------ EXTRACTED MATERIAL ------

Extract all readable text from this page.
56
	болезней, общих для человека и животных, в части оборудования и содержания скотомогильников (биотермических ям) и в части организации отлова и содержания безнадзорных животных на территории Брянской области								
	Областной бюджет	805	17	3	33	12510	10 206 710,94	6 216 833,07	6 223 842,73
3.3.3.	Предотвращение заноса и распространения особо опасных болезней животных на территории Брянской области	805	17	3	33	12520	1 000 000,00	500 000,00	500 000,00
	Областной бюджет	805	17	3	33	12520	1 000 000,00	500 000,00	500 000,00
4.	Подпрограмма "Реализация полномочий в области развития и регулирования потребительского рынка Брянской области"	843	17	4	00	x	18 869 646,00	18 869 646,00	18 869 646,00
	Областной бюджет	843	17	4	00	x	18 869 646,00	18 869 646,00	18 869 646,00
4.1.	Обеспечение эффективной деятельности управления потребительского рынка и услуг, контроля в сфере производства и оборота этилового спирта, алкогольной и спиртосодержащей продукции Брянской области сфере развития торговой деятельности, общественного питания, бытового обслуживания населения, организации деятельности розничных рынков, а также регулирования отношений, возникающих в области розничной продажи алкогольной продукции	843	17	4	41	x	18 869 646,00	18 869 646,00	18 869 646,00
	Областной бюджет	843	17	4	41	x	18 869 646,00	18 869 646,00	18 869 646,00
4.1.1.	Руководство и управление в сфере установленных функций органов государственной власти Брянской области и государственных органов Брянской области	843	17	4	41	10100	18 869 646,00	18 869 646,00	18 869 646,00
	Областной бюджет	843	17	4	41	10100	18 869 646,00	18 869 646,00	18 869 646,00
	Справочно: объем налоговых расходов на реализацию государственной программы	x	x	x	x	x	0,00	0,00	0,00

------
------ EXTRACTED MATERIAL ------

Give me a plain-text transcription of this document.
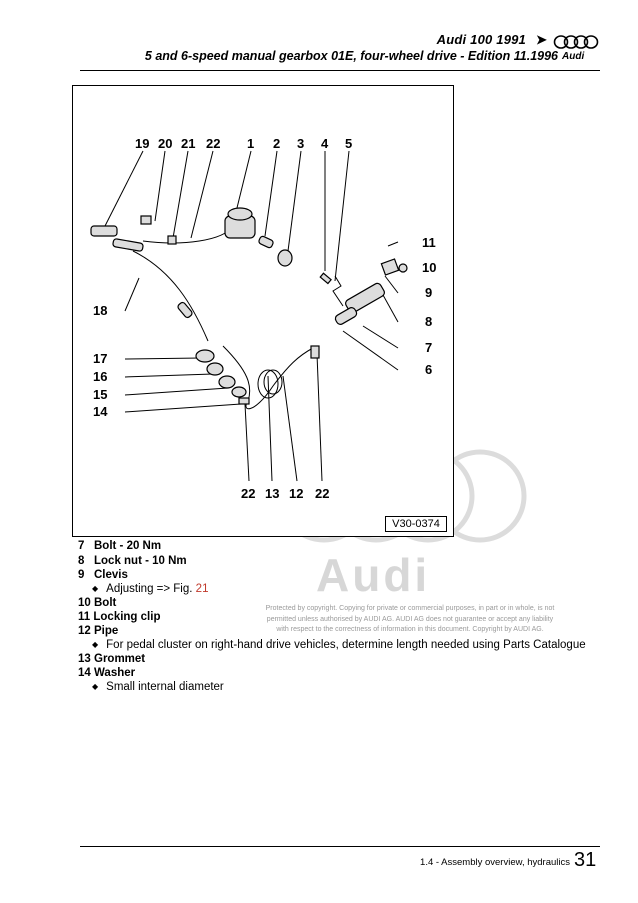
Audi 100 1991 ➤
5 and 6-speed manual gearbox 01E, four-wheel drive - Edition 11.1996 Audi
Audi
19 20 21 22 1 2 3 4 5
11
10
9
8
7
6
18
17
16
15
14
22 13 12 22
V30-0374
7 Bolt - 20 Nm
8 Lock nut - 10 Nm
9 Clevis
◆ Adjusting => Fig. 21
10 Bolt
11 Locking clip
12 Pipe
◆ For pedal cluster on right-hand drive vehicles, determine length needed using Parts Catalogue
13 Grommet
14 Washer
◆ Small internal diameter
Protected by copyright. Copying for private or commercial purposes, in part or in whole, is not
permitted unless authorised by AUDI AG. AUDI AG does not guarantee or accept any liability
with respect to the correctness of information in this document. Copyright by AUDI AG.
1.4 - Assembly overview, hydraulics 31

------

**TASK REQUIREMENTS**
From the data, list each line in which the string "Областной" appears.

**FULL ANSWER**
	Областной бюджет	805	17	3	33	12510	10 206 710,94	6 216 833,07	6 223 842,73
	Областной бюджет	805	17	3	33	12520	1 000 000,00	500 000,00	500 000,00
	Областной бюджет	843	17	4	00	x	18 869 646,00	18 869 646,00	18 869 646,00
	Областной бюджет	843	17	4	41	x	18 869 646,00	18 869 646,00	18 869 646,00
	Областной бюджет	843	17	4	41	10100	18 869 646,00	18 869 646,00	18 869 646,00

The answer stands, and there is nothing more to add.